SHORT PROBLEM: Please reproduce the passage below on Faraday's experiments with electricity and chemical combination, word for word.

EXTRACT PROVIDED:
[Begin]
Dr. Faraday has proved, by experiments on bodies both in solution and fusion, that chemical affinity is merely a result of the electrical state of the particles of matter. Now it must be observed that the composition of bodies, as well as their decomposition, may be accomplished by means of electricity; and Dr. Faraday has found that this chemical composition and decomposition, by a given current of electricity, is always accomplished according to the laws of definite proportions; and that the quantity of electricity requisite for the decomposition of a substance is exactly the quantity necessary for its composition. Thus the quantity of electricity which can decompose a grain weight of water is exactly equal to the quantity of electricity which unites the elements of that grain of water together, and is equivalent to the quantity of atmospheric electricity which is active in a very powerful flash of lightning. This law is universal, and of that high and general order which characterises all great discoveries. Chemical force is extremely powerful. A pound of the best coal gives when burnt sufficient heat to raise the temperature of 8086 pounds of water one Centigrade degree, whence Professor Helmholtz of Bonn has computed that the magnitude of the chemical force of attraction between the particles of a pound of coal and the quantity of oxygen that corresponds to it, is capable of lifting a weight of 100 pounds to the height of 20 miles.
Dr. Faraday has given a singular instance of cohesive force inducing chemical combination, by the following experiment, which seems to be nearly allied to the discovery made by M. Dœbereiner, in 1823, of the spontaneous combustion of spongy platinum (N. 171) exposed to a stream of hydrogen gas mixed with common air. A plate of platinum with extremely clean surfaces, when plunged into oxygen and hydrogen gas mixed in the proportions which are found in the constitution of water, causes the gases to combine and water to be formed, the platinum to become red-hot, and at last an explosion to take place; the only conditions necessary for this curious experiment being excessive purity in the gases and in the surface of the plate. A sufficiently pure metallic surface can only be obtained by immersing the platinum in very strong hot sulphuric acid and then washing it in distilled water, or by making it the positive pole of a galvanic pile in dilute sulphuric acid. It appears that the force of cohesion, as well as the force of affinity, exerted by particles of matter, extends to all the particles within a very minute distance. Hence the platinum, while drawing the particles of the two gases towards its surface by its great cohesive attraction, brings them so near to one another that they come within the sphere of their mutual affinity, and a chemical combination takes place. Dr. Faraday attributes the effect in part also to a diminution in the elasticity of the gaseous particles on their sides adjacent to the platinum, and to their perfect mixture or association, as well as to the positive action of the metal in condensing them against its surface by its attractive force. The particles when chemically united run off the surface of the metal in the form of water by their gravitation, or pass away as aqueous vapour and make way for others.
[End]
DATASET CONTENT:
[Begin]
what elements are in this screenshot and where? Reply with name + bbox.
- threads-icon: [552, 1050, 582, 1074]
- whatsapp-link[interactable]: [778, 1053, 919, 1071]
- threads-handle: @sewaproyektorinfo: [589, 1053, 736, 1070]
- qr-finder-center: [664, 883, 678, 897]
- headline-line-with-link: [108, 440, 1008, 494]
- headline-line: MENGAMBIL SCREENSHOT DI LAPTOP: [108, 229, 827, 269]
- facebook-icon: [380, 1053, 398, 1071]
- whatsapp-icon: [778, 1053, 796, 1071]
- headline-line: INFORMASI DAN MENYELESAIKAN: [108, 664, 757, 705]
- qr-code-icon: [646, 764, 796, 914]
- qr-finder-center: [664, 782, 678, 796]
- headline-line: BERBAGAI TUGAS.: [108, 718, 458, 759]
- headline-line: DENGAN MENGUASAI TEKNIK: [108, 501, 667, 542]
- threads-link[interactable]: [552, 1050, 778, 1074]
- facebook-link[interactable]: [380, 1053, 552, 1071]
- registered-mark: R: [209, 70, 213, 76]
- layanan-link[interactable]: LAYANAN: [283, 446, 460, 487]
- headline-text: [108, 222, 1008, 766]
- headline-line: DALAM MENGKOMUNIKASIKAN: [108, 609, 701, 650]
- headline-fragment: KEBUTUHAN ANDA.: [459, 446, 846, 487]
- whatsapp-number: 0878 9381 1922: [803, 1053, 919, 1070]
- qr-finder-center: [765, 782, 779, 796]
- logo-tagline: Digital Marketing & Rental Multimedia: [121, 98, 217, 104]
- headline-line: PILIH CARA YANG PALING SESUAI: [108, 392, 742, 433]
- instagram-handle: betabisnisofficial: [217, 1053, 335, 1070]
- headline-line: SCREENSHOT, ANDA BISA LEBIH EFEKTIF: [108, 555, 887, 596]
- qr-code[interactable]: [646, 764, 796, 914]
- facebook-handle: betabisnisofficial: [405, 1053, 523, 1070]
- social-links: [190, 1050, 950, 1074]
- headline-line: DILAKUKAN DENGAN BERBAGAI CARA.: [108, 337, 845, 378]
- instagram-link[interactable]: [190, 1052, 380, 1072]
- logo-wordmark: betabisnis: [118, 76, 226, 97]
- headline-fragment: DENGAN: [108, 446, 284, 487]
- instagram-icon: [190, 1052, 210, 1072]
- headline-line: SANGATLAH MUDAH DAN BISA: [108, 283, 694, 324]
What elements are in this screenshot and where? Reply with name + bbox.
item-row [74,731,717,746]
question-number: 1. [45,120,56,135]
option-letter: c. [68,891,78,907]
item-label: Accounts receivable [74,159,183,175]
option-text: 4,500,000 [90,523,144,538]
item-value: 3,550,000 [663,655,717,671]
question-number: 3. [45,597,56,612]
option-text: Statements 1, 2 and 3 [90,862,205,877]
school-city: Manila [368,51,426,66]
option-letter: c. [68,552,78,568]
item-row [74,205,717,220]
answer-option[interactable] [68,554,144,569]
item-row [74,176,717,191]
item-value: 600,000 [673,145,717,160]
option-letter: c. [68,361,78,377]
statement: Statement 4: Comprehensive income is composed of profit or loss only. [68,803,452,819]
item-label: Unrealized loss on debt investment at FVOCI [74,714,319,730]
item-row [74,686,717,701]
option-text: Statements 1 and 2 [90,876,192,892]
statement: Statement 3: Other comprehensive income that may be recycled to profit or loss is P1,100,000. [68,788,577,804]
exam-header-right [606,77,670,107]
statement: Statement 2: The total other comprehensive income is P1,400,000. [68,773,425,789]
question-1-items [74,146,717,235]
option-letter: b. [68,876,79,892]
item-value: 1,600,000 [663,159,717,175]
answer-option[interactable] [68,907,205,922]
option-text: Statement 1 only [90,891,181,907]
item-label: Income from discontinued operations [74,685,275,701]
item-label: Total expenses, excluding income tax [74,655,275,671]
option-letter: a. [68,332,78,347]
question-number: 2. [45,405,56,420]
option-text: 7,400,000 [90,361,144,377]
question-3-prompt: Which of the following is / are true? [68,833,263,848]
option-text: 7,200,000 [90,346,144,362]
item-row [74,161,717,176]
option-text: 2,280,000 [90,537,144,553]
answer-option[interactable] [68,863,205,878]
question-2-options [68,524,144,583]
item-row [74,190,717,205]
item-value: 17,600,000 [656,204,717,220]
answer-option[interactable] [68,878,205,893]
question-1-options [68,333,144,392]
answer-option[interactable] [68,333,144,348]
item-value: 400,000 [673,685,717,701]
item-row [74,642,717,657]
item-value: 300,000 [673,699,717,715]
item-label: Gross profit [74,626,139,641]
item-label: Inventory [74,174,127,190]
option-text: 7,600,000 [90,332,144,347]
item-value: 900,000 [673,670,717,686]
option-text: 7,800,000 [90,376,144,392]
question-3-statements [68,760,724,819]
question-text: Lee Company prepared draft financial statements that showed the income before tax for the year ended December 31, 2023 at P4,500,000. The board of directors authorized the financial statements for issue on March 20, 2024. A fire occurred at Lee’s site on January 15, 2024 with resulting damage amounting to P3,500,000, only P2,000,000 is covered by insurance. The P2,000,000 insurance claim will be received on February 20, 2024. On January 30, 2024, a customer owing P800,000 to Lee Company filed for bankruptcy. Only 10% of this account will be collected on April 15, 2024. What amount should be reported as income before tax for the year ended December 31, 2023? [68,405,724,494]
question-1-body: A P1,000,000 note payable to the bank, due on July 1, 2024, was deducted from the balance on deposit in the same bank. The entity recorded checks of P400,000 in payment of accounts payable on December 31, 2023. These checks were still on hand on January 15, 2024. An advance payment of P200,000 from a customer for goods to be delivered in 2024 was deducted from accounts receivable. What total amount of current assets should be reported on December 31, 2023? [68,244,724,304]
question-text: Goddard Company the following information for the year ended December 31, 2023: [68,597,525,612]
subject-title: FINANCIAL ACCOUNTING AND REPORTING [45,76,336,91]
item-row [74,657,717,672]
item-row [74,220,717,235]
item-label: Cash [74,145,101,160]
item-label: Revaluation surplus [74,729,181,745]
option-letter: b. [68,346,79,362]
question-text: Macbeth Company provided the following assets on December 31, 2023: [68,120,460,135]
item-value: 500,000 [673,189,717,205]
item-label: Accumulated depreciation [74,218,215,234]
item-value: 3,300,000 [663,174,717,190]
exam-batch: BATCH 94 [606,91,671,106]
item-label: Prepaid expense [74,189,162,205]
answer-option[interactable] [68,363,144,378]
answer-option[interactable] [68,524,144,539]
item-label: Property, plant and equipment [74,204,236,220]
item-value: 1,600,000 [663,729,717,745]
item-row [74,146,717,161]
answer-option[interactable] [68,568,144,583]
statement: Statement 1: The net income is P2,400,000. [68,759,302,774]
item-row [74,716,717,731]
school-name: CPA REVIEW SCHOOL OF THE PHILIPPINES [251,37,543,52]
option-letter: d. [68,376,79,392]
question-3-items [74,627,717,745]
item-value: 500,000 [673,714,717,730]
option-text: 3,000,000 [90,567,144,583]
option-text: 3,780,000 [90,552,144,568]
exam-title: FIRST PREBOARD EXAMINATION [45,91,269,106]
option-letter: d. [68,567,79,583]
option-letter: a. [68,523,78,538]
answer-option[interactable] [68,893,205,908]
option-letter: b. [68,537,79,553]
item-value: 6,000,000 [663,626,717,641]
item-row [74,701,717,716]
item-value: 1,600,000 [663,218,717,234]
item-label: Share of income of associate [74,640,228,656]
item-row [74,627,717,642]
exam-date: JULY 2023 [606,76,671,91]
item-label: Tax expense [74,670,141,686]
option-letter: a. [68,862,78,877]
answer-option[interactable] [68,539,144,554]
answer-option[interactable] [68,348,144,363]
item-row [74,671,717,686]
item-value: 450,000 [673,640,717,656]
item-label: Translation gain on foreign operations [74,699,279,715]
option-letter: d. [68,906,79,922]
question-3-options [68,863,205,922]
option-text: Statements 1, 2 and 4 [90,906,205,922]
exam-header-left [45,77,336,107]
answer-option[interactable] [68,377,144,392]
[End]
FINAL ANSWER:
Dr. Faraday has proved, by experiments on bodies both in solution and fusion, that chemical affinity is merely a result of the electrical state of the particles of matter. Now it must be observed that the composition of bodies, as well as their decomposition, may be accomplished by means of electricity; and Dr. Faraday has found that this chemical composition and decomposition, by a given current of electricity, is always accomplished according to the laws of definite proportions; and that the quantity of electricity requisite for the decomposition of a substance is exactly the quantity necessary for its composition. Thus the quantity of electricity which can decompose a grain weight of water is exactly equal to the quantity of electricity which unites the elements of that grain of water together, and is equivalent to the quantity of atmospheric electricity which is active in a very powerful flash of lightning. This law is universal, and of that high and general order which characterises all great discoveries. Chemical force is extremely powerful. A pound of the best coal gives when burnt sufficient heat to raise the temperature of 8086 pounds of water one Centigrade degree, whence Professor Helmholtz of Bonn has computed that the magnitude of the chemical force of attraction between the particles of a pound of coal and the quantity of oxygen that corresponds to it, is capable of lifting a weight of 100 pounds to the height of 20 miles.
Dr. Faraday has given a singular instance of cohesive force inducing chemical combination, by the following experiment, which seems to be nearly allied to the discovery made by M. Dœbereiner, in 1823, of the spontaneous combustion of spongy platinum (N. 171) exposed to a stream of hydrogen gas mixed with common air. A plate of platinum with extremely clean surfaces, when plunged into oxygen and hydrogen gas mixed in the proportions which are found in the constitution of water, causes the gases to combine and water to be formed, the platinum to become red-hot, and at last an explosion to take place; the only conditions necessary for this curious experiment being excessive purity in the gases and in the surface of the plate. A sufficiently pure metallic surface can only be obtained by immersing the platinum in very strong hot sulphuric acid and then washing it in distilled water, or by making it the positive pole of a galvanic pile in dilute sulphuric acid. It appears that the force of cohesion, as well as the force of affinity, exerted by particles of matter, extends to all the particles within a very minute distance. Hence the platinum, while drawing the particles of the two gases towards its surface by its great cohesive attraction, brings them so near to one another that they come within the sphere of their mutual affinity, and a chemical combination takes place. Dr. Faraday attributes the effect in part also to a diminution in the elasticity of the gaseous particles on their sides adjacent to the platinum, and to their perfect mixture or association, as well as to the positive action of the metal in condensing them against its surface by its attractive force. The particles when chemically united run off the surface of the metal in the form of water by their gravitation, or pass away as aqueous vapour and make way for others.